Work to complete:
Collect all lines containing the word "this" from the data.

Records provided:
────────────────────────────────────────

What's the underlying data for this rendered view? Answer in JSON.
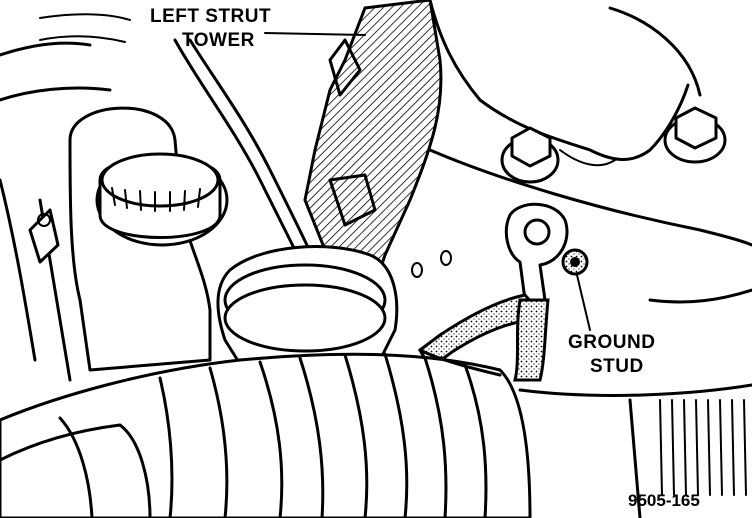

────────────────────────────────────────

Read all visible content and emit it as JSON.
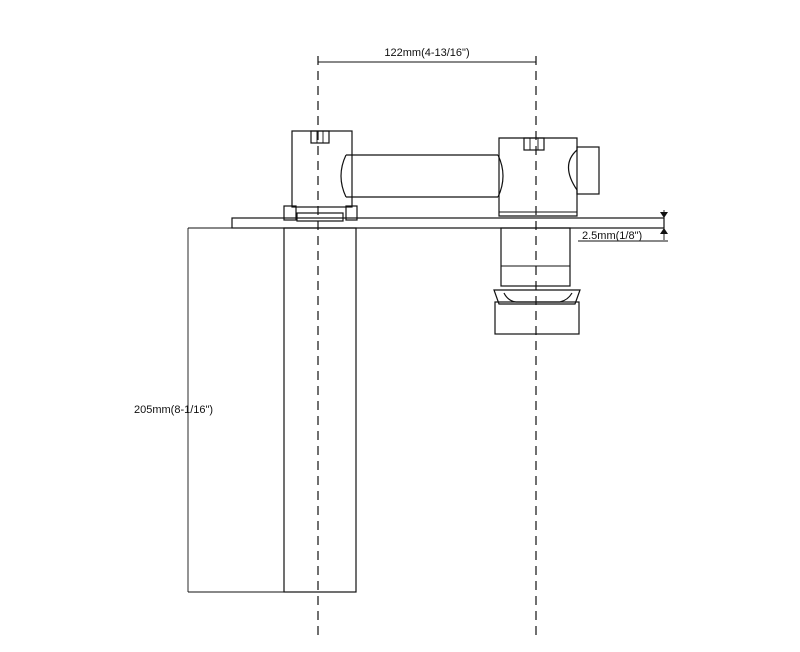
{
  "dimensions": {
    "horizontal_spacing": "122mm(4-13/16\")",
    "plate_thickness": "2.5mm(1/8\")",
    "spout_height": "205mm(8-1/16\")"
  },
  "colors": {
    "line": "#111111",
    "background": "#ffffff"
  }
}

────────────────────────────────────────

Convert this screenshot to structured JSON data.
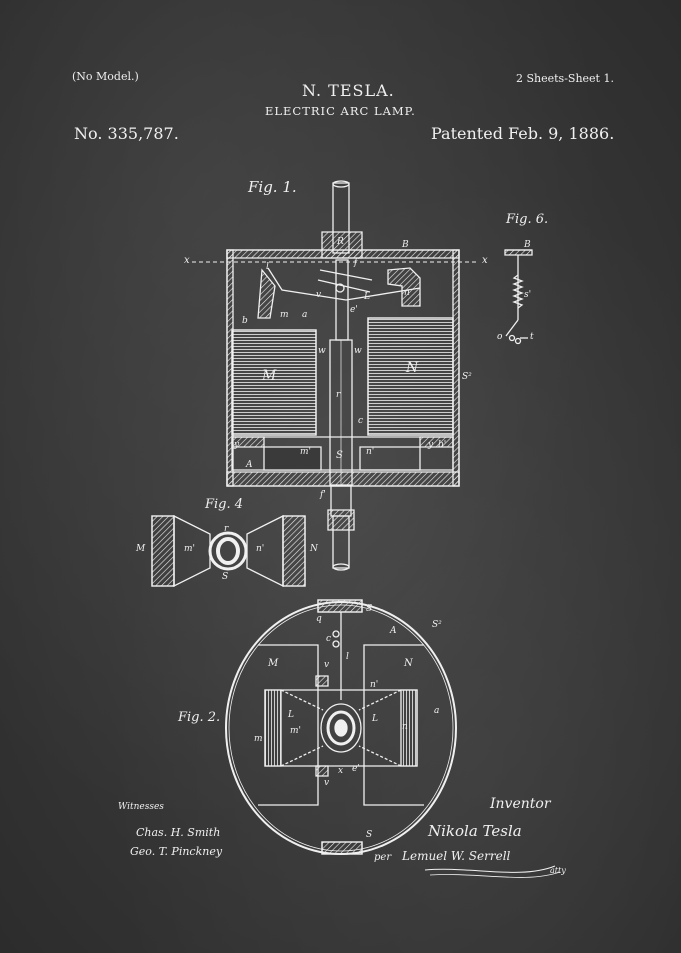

────────────────────────────────────────

Task output:
What's the underlying data for this rendered view? Answer in JSON.
Convert this screenshot to structured JSON data.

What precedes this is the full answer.